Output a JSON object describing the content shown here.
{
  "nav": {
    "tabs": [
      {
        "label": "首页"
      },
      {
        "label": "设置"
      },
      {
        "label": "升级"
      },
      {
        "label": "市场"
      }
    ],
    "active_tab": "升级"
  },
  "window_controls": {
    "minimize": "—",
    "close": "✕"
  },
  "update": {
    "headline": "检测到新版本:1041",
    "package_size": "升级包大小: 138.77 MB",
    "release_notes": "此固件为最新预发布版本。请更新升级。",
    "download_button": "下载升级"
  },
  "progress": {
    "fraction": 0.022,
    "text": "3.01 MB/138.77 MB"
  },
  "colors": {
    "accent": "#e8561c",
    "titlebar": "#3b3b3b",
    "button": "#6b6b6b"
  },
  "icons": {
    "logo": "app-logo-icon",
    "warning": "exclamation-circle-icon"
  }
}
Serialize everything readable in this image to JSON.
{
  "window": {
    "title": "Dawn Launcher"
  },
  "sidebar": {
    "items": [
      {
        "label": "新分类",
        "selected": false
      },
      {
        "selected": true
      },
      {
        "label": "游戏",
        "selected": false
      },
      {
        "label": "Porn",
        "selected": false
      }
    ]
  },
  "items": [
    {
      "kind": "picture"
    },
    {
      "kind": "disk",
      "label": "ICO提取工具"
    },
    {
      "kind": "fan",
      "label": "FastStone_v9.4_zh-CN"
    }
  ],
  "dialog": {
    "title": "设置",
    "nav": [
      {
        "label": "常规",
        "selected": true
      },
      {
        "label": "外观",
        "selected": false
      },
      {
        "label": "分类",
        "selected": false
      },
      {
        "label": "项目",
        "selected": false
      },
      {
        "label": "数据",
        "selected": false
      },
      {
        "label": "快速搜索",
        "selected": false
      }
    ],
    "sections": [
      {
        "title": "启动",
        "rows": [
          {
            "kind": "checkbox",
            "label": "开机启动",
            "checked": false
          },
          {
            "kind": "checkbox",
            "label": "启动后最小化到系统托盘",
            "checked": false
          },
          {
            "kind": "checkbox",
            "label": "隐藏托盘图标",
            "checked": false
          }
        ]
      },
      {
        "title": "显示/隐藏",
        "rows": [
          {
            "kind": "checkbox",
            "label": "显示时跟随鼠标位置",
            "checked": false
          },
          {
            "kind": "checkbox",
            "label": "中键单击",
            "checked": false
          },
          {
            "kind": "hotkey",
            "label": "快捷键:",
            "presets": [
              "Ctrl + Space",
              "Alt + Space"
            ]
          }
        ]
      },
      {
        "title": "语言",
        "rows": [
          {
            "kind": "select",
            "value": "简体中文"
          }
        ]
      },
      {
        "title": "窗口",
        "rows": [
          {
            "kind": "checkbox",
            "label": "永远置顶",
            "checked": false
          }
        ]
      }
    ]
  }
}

WHAT TO PRODUCE - Give all the records again. Match them exactly.

COMPLETE OUTPUT -
Output a JSON object describing the content shown here.
{
  "nav": {
    "tabs": [
      {
        "label": "首页"
      },
      {
        "label": "设置"
      },
      {
        "label": "升级"
      },
      {
        "label": "市场"
      }
    ],
    "active_tab": "升级"
  },
  "window_controls": {
    "minimize": "—",
    "close": "✕"
  },
  "update": {
    "headline": "检测到新版本:1041",
    "package_size": "升级包大小: 138.77 MB",
    "release_notes": "此固件为最新预发布版本。请更新升级。",
    "download_button": "下载升级"
  },
  "progress": {
    "fraction": 0.022,
    "text": "3.01 MB/138.77 MB"
  },
  "colors": {
    "accent": "#e8561c",
    "titlebar": "#3b3b3b",
    "button": "#6b6b6b"
  },
  "icons": {
    "logo": "app-logo-icon",
    "warning": "exclamation-circle-icon"
  }
}
Serialize everything readable in this image to JSON.
{
  "window": {
    "title": "Dawn Launcher"
  },
  "sidebar": {
    "items": [
      {
        "label": "新分类",
        "selected": false
      },
      {
        "selected": true
      },
      {
        "label": "游戏",
        "selected": false
      },
      {
        "label": "Porn",
        "selected": false
      }
    ]
  },
  "items": [
    {
      "kind": "picture"
    },
    {
      "kind": "disk",
      "label": "ICO提取工具"
    },
    {
      "kind": "fan",
      "label": "FastStone_v9.4_zh-CN"
    }
  ],
  "dialog": {
    "title": "设置",
    "nav": [
      {
        "label": "常规",
        "selected": true
      },
      {
        "label": "外观",
        "selected": false
      },
      {
        "label": "分类",
        "selected": false
      },
      {
        "label": "项目",
        "selected": false
      },
      {
        "label": "数据",
        "selected": false
      },
      {
        "label": "快速搜索",
        "selected": false
      }
    ],
    "sections": [
      {
        "title": "启动",
        "rows": [
          {
            "kind": "checkbox",
            "label": "开机启动",
            "checked": false
          },
          {
            "kind": "checkbox",
            "label": "启动后最小化到系统托盘",
            "checked": false
          },
          {
            "kind": "checkbox",
            "label": "隐藏托盘图标",
            "checked": false
          }
        ]
      },
      {
        "title": "显示/隐藏",
        "rows": [
          {
            "kind": "checkbox",
            "label": "显示时跟随鼠标位置",
            "checked": false
          },
          {
            "kind": "checkbox",
            "label": "中键单击",
            "checked": false
          },
          {
            "kind": "hotkey",
            "label": "快捷键:",
            "presets": [
              "Ctrl + Space",
              "Alt + Space"
            ]
          }
        ]
      },
      {
        "title": "语言",
        "rows": [
          {
            "kind": "select",
            "value": "简体中文"
          }
        ]
      },
      {
        "title": "窗口",
        "rows": [
          {
            "kind": "checkbox",
            "label": "永远置顶",
            "checked": false
          }
        ]
      }
    ]
  }
}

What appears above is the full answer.